TO DO:
Write every entry out again exactly, please, and skip the pictures.
## begin INFORMATION PROVIDED
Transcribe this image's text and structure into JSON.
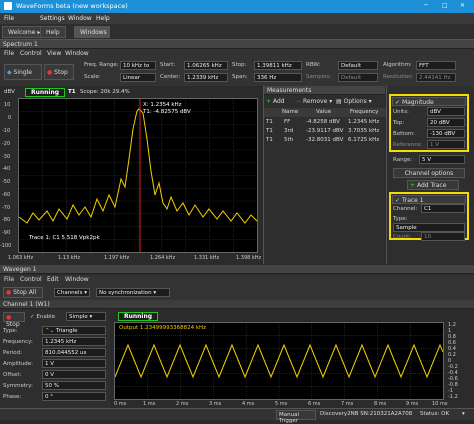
{
  "app": {
    "title": "WaveForms beta (new workspace)"
  },
  "menu": [
    "File",
    "Settings",
    "Window",
    "Help"
  ],
  "tabs": [
    "Welcome",
    "Help",
    "Windows"
  ],
  "spectrum": {
    "panel_title": "Spectrum 1",
    "menu": [
      "File",
      "Control",
      "View",
      "Window"
    ],
    "single": "Single",
    "stop": "Stop",
    "freq_range_lbl": "Freq. Range:",
    "freq_range_val": "10 kHz to",
    "scale_lbl": "Scale:",
    "scale_val": "Linear",
    "start_lbl": "Start:",
    "start_val": "1.06265 kHz",
    "center_lbl": "Center:",
    "center_val": "1.2339 kHz",
    "stop_lbl": "Stop:",
    "stop_val": "1.39811 kHz",
    "span_lbl": "Span:",
    "span_val": "336 Hz",
    "rbw_lbl": "RBW:",
    "rbw_val": "Default",
    "samples_lbl": "Samples:",
    "samples_val": "Default",
    "algo_lbl": "Algorithm:",
    "algo_val": "FFT",
    "res_lbl": "Resolution:",
    "res_val": "2.44141 Hz",
    "status": "Running",
    "scope_info": "Scope: 20k 29.4%",
    "unit": "dBV",
    "cursor_x": "X: 1.2354 kHz",
    "cursor_t": "T1: -4.82575 dBV",
    "trace_label": "Trace 1: C1 5.518 Vpk2pk",
    "x_ticks": [
      "1.063 kHz",
      "1.13 kHz",
      "1.197 kHz",
      "1.264 kHz",
      "1.331 kHz",
      "1.398 kHz"
    ],
    "y_ticks": [
      "10",
      "0",
      "-10",
      "-20",
      "-30",
      "-40",
      "-50",
      "-60",
      "-70",
      "-80",
      "-90",
      "-100"
    ]
  },
  "measurements": {
    "title": "Measurements",
    "add": "Add",
    "remove": "Remove",
    "options": "Options",
    "headers": [
      "Name",
      "Value",
      "Frequency"
    ],
    "rows": [
      [
        "T1",
        "FF",
        "-4.8258 dBV",
        "1.2345 kHz"
      ],
      [
        "T1",
        "3rd",
        "-23.9117 dBV",
        "3.7035 kHz"
      ],
      [
        "T1",
        "5th",
        "-32.8031 dBV",
        "6.1725 kHz"
      ]
    ]
  },
  "magnitude": {
    "title": "Magnitude",
    "units_lbl": "Units:",
    "units_val": "dBV",
    "top_lbl": "Top:",
    "top_val": "20 dBV",
    "bottom_lbl": "Bottom:",
    "bottom_val": "-130 dBV",
    "ref_lbl": "Reference:",
    "ref_val": "1 V",
    "range_lbl": "Range:",
    "range_val": "5 V",
    "channel_options": "Channel options",
    "add_trace": "Add Trace"
  },
  "trace": {
    "title": "Trace 1",
    "channel_lbl": "Channel:",
    "channel_val": "C1",
    "type_lbl": "Type:",
    "type_val": "Sample",
    "count_lbl": "Count:",
    "count_val": "10"
  },
  "wavegen": {
    "panel_title": "Wavegen 1",
    "menu": [
      "File",
      "Control",
      "Edit",
      "Window"
    ],
    "stop_all": "Stop All",
    "channels": "Channels",
    "sync": "No synchronization",
    "channel_title": "Channel 1 (W1)",
    "stop": "Stop",
    "enable": "Enable",
    "mode": "Simple",
    "params": [
      [
        "Type:",
        "Triangle"
      ],
      [
        "Frequency:",
        "1.2345 kHz"
      ],
      [
        "Period:",
        "810.044552 us"
      ],
      [
        "Amplitude:",
        "1 V"
      ],
      [
        "Offset:",
        "0 V"
      ],
      [
        "Symmetry:",
        "50 %"
      ],
      [
        "Phase:",
        "0 °"
      ]
    ],
    "status": "Running",
    "output": "Output 1.23499993368824 kHz",
    "x_ticks": [
      "0 ms",
      "1 ms",
      "2 ms",
      "3 ms",
      "4 ms",
      "5 ms",
      "6 ms",
      "7 ms",
      "8 ms",
      "9 ms",
      "10 ms"
    ],
    "y_ticks": [
      "1.2",
      "1",
      "0.8",
      "0.6",
      "0.4",
      "0.2",
      "0",
      "-0.2",
      "-0.4",
      "-0.6",
      "-0.8",
      "-1",
      "-1.2"
    ]
  },
  "statusbar": {
    "trigger": "Manual Trigger",
    "device": "Discovery2NB SN:210321A2A708",
    "status": "Status: OK"
  }
}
## end INFORMATION PROVIDED
FINAL ANSWER:
Transcribe this image's text and structure into JSON.
{
  "app": {
    "title": "WaveForms beta (new workspace)"
  },
  "menu": [
    "File",
    "Settings",
    "Window",
    "Help"
  ],
  "tabs": [
    "Welcome",
    "Help",
    "Windows"
  ],
  "spectrum": {
    "panel_title": "Spectrum 1",
    "menu": [
      "File",
      "Control",
      "View",
      "Window"
    ],
    "single": "Single",
    "stop": "Stop",
    "freq_range_lbl": "Freq. Range:",
    "freq_range_val": "10 kHz to",
    "scale_lbl": "Scale:",
    "scale_val": "Linear",
    "start_lbl": "Start:",
    "start_val": "1.06265 kHz",
    "center_lbl": "Center:",
    "center_val": "1.2339 kHz",
    "stop_lbl": "Stop:",
    "stop_val": "1.39811 kHz",
    "span_lbl": "Span:",
    "span_val": "336 Hz",
    "rbw_lbl": "RBW:",
    "rbw_val": "Default",
    "samples_lbl": "Samples:",
    "samples_val": "Default",
    "algo_lbl": "Algorithm:",
    "algo_val": "FFT",
    "res_lbl": "Resolution:",
    "res_val": "2.44141 Hz",
    "status": "Running",
    "scope_info": "Scope: 20k 29.4%",
    "unit": "dBV",
    "cursor_x": "X: 1.2354 kHz",
    "cursor_t": "T1: -4.82575 dBV",
    "trace_label": "Trace 1: C1 5.518 Vpk2pk",
    "x_ticks": [
      "1.063 kHz",
      "1.13 kHz",
      "1.197 kHz",
      "1.264 kHz",
      "1.331 kHz",
      "1.398 kHz"
    ],
    "y_ticks": [
      "10",
      "0",
      "-10",
      "-20",
      "-30",
      "-40",
      "-50",
      "-60",
      "-70",
      "-80",
      "-90",
      "-100"
    ]
  },
  "measurements": {
    "title": "Measurements",
    "add": "Add",
    "remove": "Remove",
    "options": "Options",
    "headers": [
      "Name",
      "Value",
      "Frequency"
    ],
    "rows": [
      [
        "T1",
        "FF",
        "-4.8258 dBV",
        "1.2345 kHz"
      ],
      [
        "T1",
        "3rd",
        "-23.9117 dBV",
        "3.7035 kHz"
      ],
      [
        "T1",
        "5th",
        "-32.8031 dBV",
        "6.1725 kHz"
      ]
    ]
  },
  "magnitude": {
    "title": "Magnitude",
    "units_lbl": "Units:",
    "units_val": "dBV",
    "top_lbl": "Top:",
    "top_val": "20 dBV",
    "bottom_lbl": "Bottom:",
    "bottom_val": "-130 dBV",
    "ref_lbl": "Reference:",
    "ref_val": "1 V",
    "range_lbl": "Range:",
    "range_val": "5 V",
    "channel_options": "Channel options",
    "add_trace": "Add Trace"
  },
  "trace": {
    "title": "Trace 1",
    "channel_lbl": "Channel:",
    "channel_val": "C1",
    "type_lbl": "Type:",
    "type_val": "Sample",
    "count_lbl": "Count:",
    "count_val": "10"
  },
  "wavegen": {
    "panel_title": "Wavegen 1",
    "menu": [
      "File",
      "Control",
      "Edit",
      "Window"
    ],
    "stop_all": "Stop All",
    "channels": "Channels",
    "sync": "No synchronization",
    "channel_title": "Channel 1 (W1)",
    "stop": "Stop",
    "enable": "Enable",
    "mode": "Simple",
    "params": [
      [
        "Type:",
        "Triangle"
      ],
      [
        "Frequency:",
        "1.2345 kHz"
      ],
      [
        "Period:",
        "810.044552 us"
      ],
      [
        "Amplitude:",
        "1 V"
      ],
      [
        "Offset:",
        "0 V"
      ],
      [
        "Symmetry:",
        "50 %"
      ],
      [
        "Phase:",
        "0 °"
      ]
    ],
    "status": "Running",
    "output": "Output 1.23499993368824 kHz",
    "x_ticks": [
      "0 ms",
      "1 ms",
      "2 ms",
      "3 ms",
      "4 ms",
      "5 ms",
      "6 ms",
      "7 ms",
      "8 ms",
      "9 ms",
      "10 ms"
    ],
    "y_ticks": [
      "1.2",
      "1",
      "0.8",
      "0.6",
      "0.4",
      "0.2",
      "0",
      "-0.2",
      "-0.4",
      "-0.6",
      "-0.8",
      "-1",
      "-1.2"
    ]
  },
  "statusbar": {
    "trigger": "Manual Trigger",
    "device": "Discovery2NB SN:210321A2A708",
    "status": "Status: OK"
  }
}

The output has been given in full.